* Problem to solve *
Can you copy the part of the material that opens with the line containing "annual-return-ylabel: Annual Return" and closes with the line containing "year-tick-label: 2024 (1312, 995, 1360, 1017)", substituting "y-axis-tick-label" for each "ytick-label" and changing nothing else?

---------- Provided records ----------

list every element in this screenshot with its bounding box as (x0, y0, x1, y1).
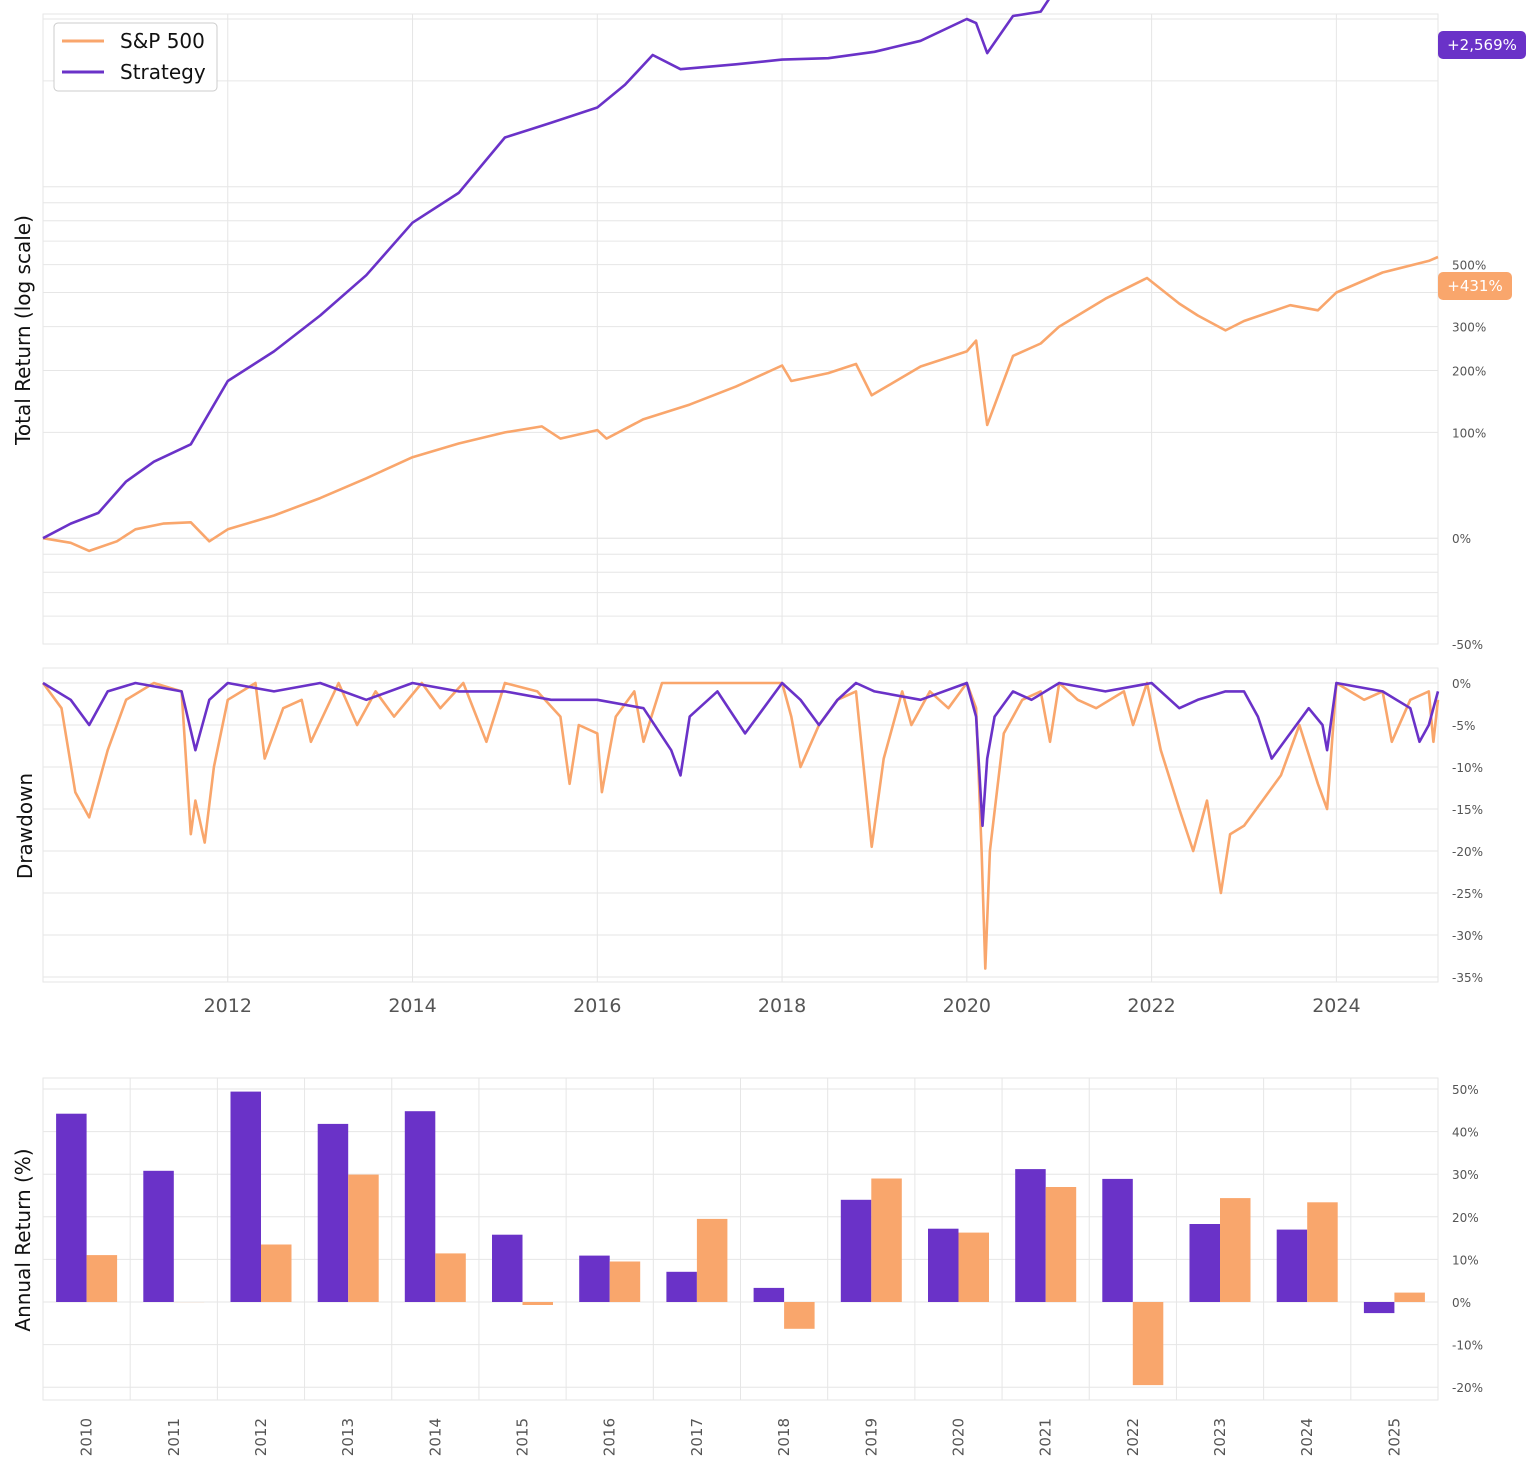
annual-return-ylabel: Annual Return (%) (11, 1148, 35, 1331)
drawdown-ytick-label: -5% (1452, 719, 1475, 733)
annual-return-ytick-label: -10% (1452, 1339, 1483, 1353)
bar-sp500-2012 (261, 1244, 292, 1302)
year-tick-label: 2024 (1312, 995, 1360, 1017)
bar-sp500-2010 (86, 1255, 118, 1302)
bar-strategy-2014 (404, 1111, 436, 1302)
bar-sp500-2019 (871, 1178, 902, 1302)
year-tick-label: 2018 (758, 995, 806, 1017)
annual-return-ytick-label: 40% (1452, 1126, 1479, 1140)
bar-sp500-2018 (784, 1302, 815, 1329)
annual-return-ytick-label: 20% (1452, 1211, 1479, 1225)
bar-sp500-2024 (1307, 1202, 1338, 1302)
year-tick-label: 2012 (204, 995, 252, 1017)
strategy-end-label: +2,569% (1447, 36, 1517, 54)
strategy-total-return-line (42, 0, 1050, 540)
year-category-label: 2022 (1124, 1418, 1142, 1456)
bar-sp500-2025 (1394, 1292, 1425, 1302)
drawdown-ytick-label: -35% (1452, 971, 1483, 985)
strategy-drawdown-line (42, 681, 1440, 828)
drawdown-panel: 0% -5% -10% -15% -20% -25% -30% -35% 2012 2014 20… (13, 667, 1483, 1017)
annual-return-ytick-label: -20% (1452, 1381, 1483, 1395)
drawdown-ytick-label: -30% (1452, 929, 1483, 943)
year-category-label: 2019 (862, 1418, 880, 1456)
total-return-ytick-label: 300% (1452, 321, 1486, 335)
drawdown-ytick-label: -10% (1452, 761, 1483, 775)
bar-sp500-2020 (958, 1232, 989, 1302)
annual-return-ytick-label: 50% (1452, 1083, 1479, 1097)
bar-sp500-2014 (435, 1253, 466, 1302)
annual-return-frame (42, 1077, 1439, 1401)
bar-sp500-2021 (1045, 1187, 1077, 1302)
year-category-label: 2025 (1385, 1418, 1403, 1456)
year-category-label: 2023 (1211, 1418, 1229, 1456)
sp500-end-badge: +431% (1438, 272, 1512, 300)
bar-sp500-2016 (609, 1261, 641, 1302)
drawdown-frame (42, 667, 1439, 983)
drawdown-ytick-label: 0% (1452, 677, 1471, 691)
year-tick-label: 2020 (943, 995, 991, 1017)
total-return-ytick-label: 200% (1452, 364, 1486, 378)
year-category-label: 2015 (514, 1418, 532, 1456)
bar-strategy-2021 (1015, 1169, 1046, 1302)
bar-strategy-2012 (230, 1091, 261, 1302)
annual-return-ytick-label: 0% (1452, 1296, 1471, 1310)
bar-strategy-2018 (753, 1287, 785, 1302)
total-return-frame (42, 13, 1439, 645)
bar-strategy-2019 (840, 1199, 872, 1302)
total-return-ytick-label: 0% (1452, 532, 1471, 546)
bar-sp500-2023 (1220, 1198, 1251, 1302)
bar-strategy-2011 (143, 1170, 174, 1302)
total-return-panel: -50% 0% 100% 200% 300% 500% Total Return (log… (11, 0, 1526, 652)
total-return-ytick-label: -50% (1452, 638, 1483, 652)
year-category-label: 2012 (252, 1418, 270, 1456)
bar-sp500-2013 (348, 1174, 379, 1302)
annual-return-ytick-label: 30% (1452, 1168, 1479, 1182)
year-category-label: 2011 (165, 1418, 183, 1456)
bar-sp500-2022 (1132, 1302, 1164, 1386)
year-category-label: 2020 (950, 1418, 968, 1456)
drawdown-ytick-label: -25% (1452, 887, 1483, 901)
drawdown-ylabel: Drawdown (13, 773, 37, 879)
bar-strategy-2022 (1102, 1178, 1133, 1302)
bar-strategy-2024 (1276, 1229, 1308, 1302)
bar-sp500-2017 (696, 1218, 728, 1302)
legend: S&P 500 Strategy (53, 22, 218, 92)
year-category-label: 2024 (1298, 1418, 1316, 1456)
year-tick-label: 2022 (1127, 995, 1175, 1017)
drawdown-ytick-label: -20% (1452, 845, 1483, 859)
bar-strategy-2017 (666, 1271, 697, 1302)
total-return-ytick-label: 500% (1452, 259, 1486, 273)
year-category-label: 2021 (1037, 1418, 1055, 1456)
year-category-label: 2016 (601, 1418, 619, 1456)
bar-strategy-2013 (317, 1123, 349, 1302)
annual-return-ytick-label: 10% (1452, 1253, 1479, 1267)
year-tick-label: 2016 (573, 995, 621, 1017)
year-category-label: 2013 (339, 1418, 357, 1456)
total-return-ylabel: Total Return (log scale) (11, 215, 35, 446)
legend-strategy-label: Strategy (120, 60, 206, 84)
bar-strategy-2025 (1363, 1302, 1395, 1314)
total-return-ytick-label: 100% (1452, 426, 1486, 440)
year-category-label: 2010 (78, 1418, 96, 1456)
bar-strategy-2010 (56, 1113, 87, 1302)
legend-sp500-label: S&P 500 (120, 29, 205, 53)
bar-strategy-2020 (928, 1228, 959, 1302)
annual-return-panel: 50% 40% 30% 20% 10% 0% -10% -20% 2010 2011 2012 20… (11, 1077, 1483, 1456)
year-category-label: 2014 (426, 1418, 444, 1456)
year-category-label: 2017 (688, 1418, 706, 1456)
bar-strategy-2015 (492, 1234, 523, 1302)
bar-strategy-2016 (579, 1255, 610, 1302)
strategy-end-badge: +2,569% (1438, 31, 1526, 59)
sp500-end-label: +431% (1447, 277, 1502, 295)
sp500-total-return-line (42, 255, 1439, 553)
year-category-label: 2018 (775, 1418, 793, 1456)
drawdown-ytick-label: -15% (1452, 803, 1483, 817)
year-tick-label: 2014 (388, 995, 436, 1017)
bar-sp500-2015 (522, 1302, 553, 1305)
bar-strategy-2023 (1189, 1224, 1220, 1302)
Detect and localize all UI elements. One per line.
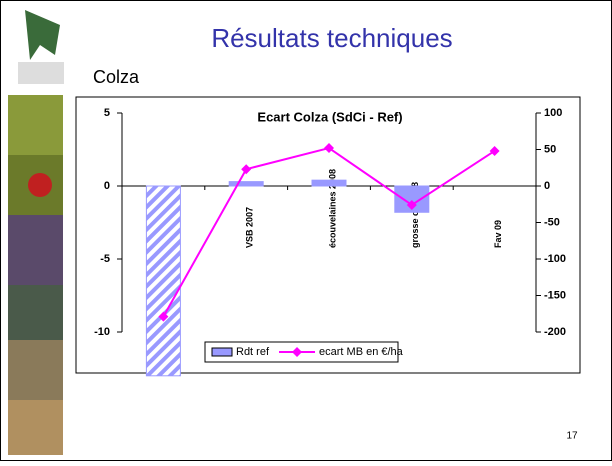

----------

* Exercise output *
annual-return-ylabel: Annual Return (%) (11, 1148, 35, 1331)
drawdown-y-axis-tick-label: -5% (1452, 719, 1475, 733)
annual-return-y-axis-tick-label: -10% (1452, 1339, 1483, 1353)
bar-sp500-2012 (261, 1244, 292, 1302)
year-tick-label: 2024 (1312, 995, 1360, 1017)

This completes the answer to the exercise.